(Extracted data entries)
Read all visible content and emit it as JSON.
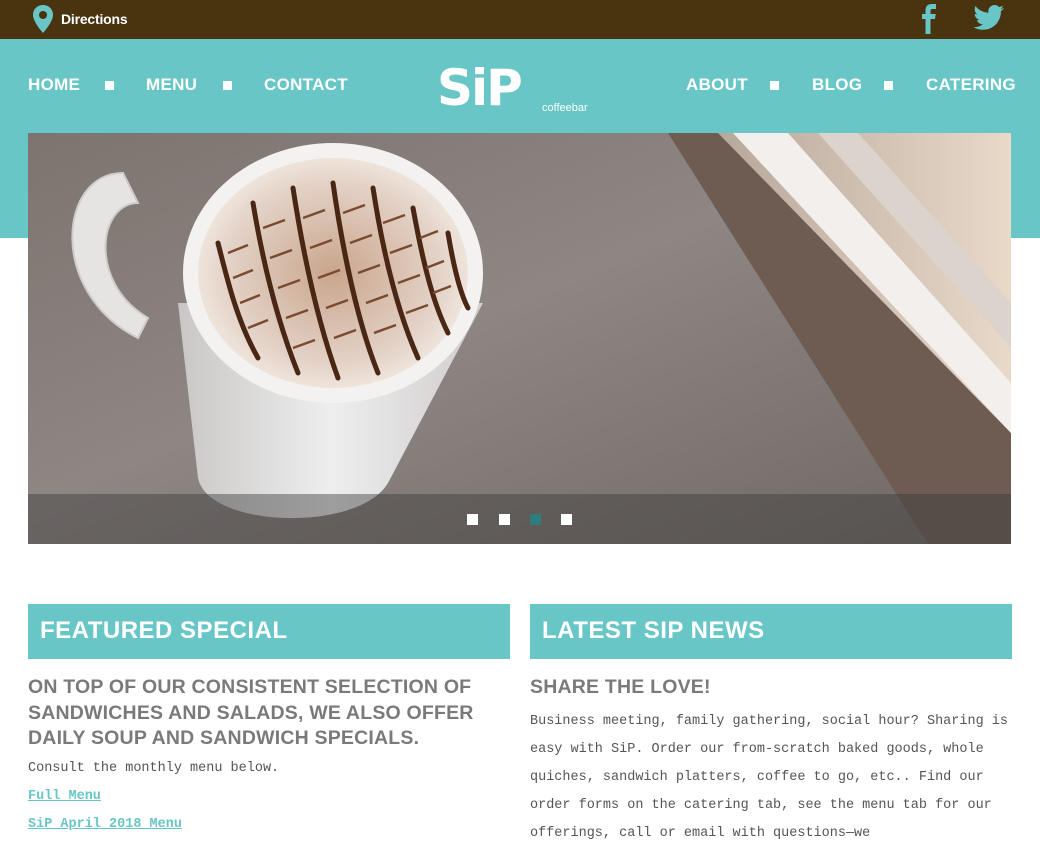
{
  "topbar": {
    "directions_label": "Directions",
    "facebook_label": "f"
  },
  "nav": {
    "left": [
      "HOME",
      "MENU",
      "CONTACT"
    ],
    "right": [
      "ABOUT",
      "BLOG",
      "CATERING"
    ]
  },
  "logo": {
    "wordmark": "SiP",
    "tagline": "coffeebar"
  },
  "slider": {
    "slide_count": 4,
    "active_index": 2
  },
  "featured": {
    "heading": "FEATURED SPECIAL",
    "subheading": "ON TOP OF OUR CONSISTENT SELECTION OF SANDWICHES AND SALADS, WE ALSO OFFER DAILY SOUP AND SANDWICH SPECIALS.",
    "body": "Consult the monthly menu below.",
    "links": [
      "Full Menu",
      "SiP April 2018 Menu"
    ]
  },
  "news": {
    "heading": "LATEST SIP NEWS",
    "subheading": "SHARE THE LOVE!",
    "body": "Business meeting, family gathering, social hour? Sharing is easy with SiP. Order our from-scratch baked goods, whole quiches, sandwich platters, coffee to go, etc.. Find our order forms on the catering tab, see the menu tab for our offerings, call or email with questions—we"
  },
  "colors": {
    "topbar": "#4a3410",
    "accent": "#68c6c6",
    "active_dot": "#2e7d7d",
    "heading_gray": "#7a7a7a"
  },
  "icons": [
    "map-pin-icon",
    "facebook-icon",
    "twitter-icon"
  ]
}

* Exercise task *
Make an exact copy of the listing above. Do not include the pictures.

* Output for this task *
Read all visible content and emit it as JSON.
{
  "topbar": {
    "directions_label": "Directions",
    "facebook_label": "f"
  },
  "nav": {
    "left": [
      "HOME",
      "MENU",
      "CONTACT"
    ],
    "right": [
      "ABOUT",
      "BLOG",
      "CATERING"
    ]
  },
  "logo": {
    "wordmark": "SiP",
    "tagline": "coffeebar"
  },
  "slider": {
    "slide_count": 4,
    "active_index": 2
  },
  "featured": {
    "heading": "FEATURED SPECIAL",
    "subheading": "ON TOP OF OUR CONSISTENT SELECTION OF SANDWICHES AND SALADS, WE ALSO OFFER DAILY SOUP AND SANDWICH SPECIALS.",
    "body": "Consult the monthly menu below.",
    "links": [
      "Full Menu",
      "SiP April 2018 Menu"
    ]
  },
  "news": {
    "heading": "LATEST SIP NEWS",
    "subheading": "SHARE THE LOVE!",
    "body": "Business meeting, family gathering, social hour? Sharing is easy with SiP. Order our from-scratch baked goods, whole quiches, sandwich platters, coffee to go, etc.. Find our order forms on the catering tab, see the menu tab for our offerings, call or email with questions—we"
  },
  "colors": {
    "topbar": "#4a3410",
    "accent": "#68c6c6",
    "active_dot": "#2e7d7d",
    "heading_gray": "#7a7a7a"
  },
  "icons": [
    "map-pin-icon",
    "facebook-icon",
    "twitter-icon"
  ]
}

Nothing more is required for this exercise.